Transcribe the whole listing without a single picture.
[Begin]
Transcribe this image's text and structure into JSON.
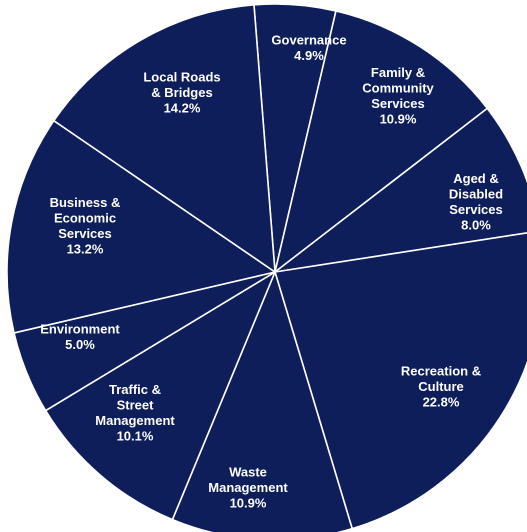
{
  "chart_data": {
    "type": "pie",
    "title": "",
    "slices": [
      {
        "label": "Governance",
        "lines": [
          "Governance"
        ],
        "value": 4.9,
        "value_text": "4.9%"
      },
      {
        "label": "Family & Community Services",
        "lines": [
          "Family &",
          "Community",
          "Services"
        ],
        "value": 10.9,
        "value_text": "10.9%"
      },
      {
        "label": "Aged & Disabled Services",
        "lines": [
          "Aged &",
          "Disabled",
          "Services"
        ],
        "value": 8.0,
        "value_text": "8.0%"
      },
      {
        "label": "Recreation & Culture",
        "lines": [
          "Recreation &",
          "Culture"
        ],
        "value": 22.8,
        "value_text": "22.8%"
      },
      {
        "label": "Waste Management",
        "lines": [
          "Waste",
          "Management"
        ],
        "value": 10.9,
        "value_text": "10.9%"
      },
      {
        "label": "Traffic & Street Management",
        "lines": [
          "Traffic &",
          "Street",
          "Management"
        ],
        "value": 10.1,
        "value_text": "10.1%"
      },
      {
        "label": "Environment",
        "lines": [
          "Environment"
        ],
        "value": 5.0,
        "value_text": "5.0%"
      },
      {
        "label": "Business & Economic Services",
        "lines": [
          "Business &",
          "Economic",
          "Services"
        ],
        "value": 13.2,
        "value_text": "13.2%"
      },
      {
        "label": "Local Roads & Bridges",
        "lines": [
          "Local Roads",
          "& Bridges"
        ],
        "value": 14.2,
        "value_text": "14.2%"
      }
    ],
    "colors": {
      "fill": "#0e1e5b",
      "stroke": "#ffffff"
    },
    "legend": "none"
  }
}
[End]
» TASK RESULT:
Transcribe this image's text and structure into JSON.
{
  "chart_data": {
    "type": "pie",
    "title": "",
    "slices": [
      {
        "label": "Governance",
        "lines": [
          "Governance"
        ],
        "value": 4.9,
        "value_text": "4.9%"
      },
      {
        "label": "Family & Community Services",
        "lines": [
          "Family &",
          "Community",
          "Services"
        ],
        "value": 10.9,
        "value_text": "10.9%"
      },
      {
        "label": "Aged & Disabled Services",
        "lines": [
          "Aged &",
          "Disabled",
          "Services"
        ],
        "value": 8.0,
        "value_text": "8.0%"
      },
      {
        "label": "Recreation & Culture",
        "lines": [
          "Recreation &",
          "Culture"
        ],
        "value": 22.8,
        "value_text": "22.8%"
      },
      {
        "label": "Waste Management",
        "lines": [
          "Waste",
          "Management"
        ],
        "value": 10.9,
        "value_text": "10.9%"
      },
      {
        "label": "Traffic & Street Management",
        "lines": [
          "Traffic &",
          "Street",
          "Management"
        ],
        "value": 10.1,
        "value_text": "10.1%"
      },
      {
        "label": "Environment",
        "lines": [
          "Environment"
        ],
        "value": 5.0,
        "value_text": "5.0%"
      },
      {
        "label": "Business & Economic Services",
        "lines": [
          "Business &",
          "Economic",
          "Services"
        ],
        "value": 13.2,
        "value_text": "13.2%"
      },
      {
        "label": "Local Roads & Bridges",
        "lines": [
          "Local Roads",
          "& Bridges"
        ],
        "value": 14.2,
        "value_text": "14.2%"
      }
    ],
    "colors": {
      "fill": "#0e1e5b",
      "stroke": "#ffffff"
    },
    "legend": "none"
  }
}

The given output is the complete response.